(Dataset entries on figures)
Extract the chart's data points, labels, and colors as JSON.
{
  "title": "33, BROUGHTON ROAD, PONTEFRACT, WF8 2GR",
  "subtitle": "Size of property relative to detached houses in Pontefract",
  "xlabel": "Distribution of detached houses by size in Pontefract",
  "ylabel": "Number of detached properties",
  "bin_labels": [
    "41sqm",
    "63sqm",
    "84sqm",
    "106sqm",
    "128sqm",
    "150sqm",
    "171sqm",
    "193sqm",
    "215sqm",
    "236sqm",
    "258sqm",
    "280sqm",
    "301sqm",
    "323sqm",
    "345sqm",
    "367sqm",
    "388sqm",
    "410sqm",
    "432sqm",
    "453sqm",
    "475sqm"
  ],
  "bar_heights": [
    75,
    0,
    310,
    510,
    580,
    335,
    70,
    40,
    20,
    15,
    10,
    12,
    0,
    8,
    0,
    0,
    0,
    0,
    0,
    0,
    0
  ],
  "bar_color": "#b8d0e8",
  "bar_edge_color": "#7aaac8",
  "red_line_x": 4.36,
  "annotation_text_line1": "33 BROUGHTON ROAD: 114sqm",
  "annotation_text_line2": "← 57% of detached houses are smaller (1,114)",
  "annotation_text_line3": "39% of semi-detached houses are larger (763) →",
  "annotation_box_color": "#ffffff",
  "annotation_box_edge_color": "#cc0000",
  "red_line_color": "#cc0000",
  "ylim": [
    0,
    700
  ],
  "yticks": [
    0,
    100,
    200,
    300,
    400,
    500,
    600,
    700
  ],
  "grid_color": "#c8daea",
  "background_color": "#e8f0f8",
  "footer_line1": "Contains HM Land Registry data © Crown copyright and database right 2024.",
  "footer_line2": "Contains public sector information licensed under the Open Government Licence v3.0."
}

Instruction >>
Pull out all lines from the entries above that include the word "detached".

Worked answer >>
  "subtitle": "Size of property relative to detached houses in Pontefract",
  "xlabel": "Distribution of detached houses by size in Pontefract",
  "ylabel": "Number of detached properties",
  "annotation_text_line2": "← 57% of detached houses are smaller (1,114)",
  "annotation_text_line3": "39% of semi-detached houses are larger (763) →",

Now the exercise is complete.